:: Exercise instructions ::
Take every line from the listing below that contains "icon".

:: Data provided ::
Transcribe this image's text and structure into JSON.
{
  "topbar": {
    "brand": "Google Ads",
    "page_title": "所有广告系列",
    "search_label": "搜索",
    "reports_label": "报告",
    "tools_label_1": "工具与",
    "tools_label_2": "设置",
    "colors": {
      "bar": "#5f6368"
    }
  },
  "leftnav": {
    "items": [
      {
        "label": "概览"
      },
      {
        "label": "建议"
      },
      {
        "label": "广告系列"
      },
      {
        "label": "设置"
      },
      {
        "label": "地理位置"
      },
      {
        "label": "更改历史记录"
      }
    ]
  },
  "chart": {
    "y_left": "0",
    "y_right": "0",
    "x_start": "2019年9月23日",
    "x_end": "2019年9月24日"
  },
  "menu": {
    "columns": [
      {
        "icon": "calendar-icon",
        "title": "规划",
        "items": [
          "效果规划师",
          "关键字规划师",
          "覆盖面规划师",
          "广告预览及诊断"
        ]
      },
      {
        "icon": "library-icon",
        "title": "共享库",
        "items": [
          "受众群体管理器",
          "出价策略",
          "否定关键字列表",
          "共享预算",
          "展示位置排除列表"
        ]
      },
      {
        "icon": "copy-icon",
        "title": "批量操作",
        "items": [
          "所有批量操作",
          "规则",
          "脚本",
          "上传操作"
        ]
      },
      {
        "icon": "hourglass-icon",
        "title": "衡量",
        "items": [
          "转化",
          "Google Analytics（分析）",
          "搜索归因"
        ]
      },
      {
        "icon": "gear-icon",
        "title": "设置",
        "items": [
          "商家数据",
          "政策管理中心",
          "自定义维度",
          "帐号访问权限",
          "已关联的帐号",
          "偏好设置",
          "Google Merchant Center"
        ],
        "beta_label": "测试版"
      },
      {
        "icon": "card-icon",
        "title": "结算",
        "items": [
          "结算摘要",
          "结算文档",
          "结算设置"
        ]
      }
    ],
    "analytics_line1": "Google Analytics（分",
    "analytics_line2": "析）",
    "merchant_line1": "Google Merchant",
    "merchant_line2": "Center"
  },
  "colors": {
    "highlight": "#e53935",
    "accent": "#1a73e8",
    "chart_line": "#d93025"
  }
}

:: Answer in full ::
        "icon": "calendar-icon",
        "icon": "library-icon",
        "icon": "copy-icon",
        "icon": "hourglass-icon",
        "icon": "gear-icon",
        "icon": "card-icon",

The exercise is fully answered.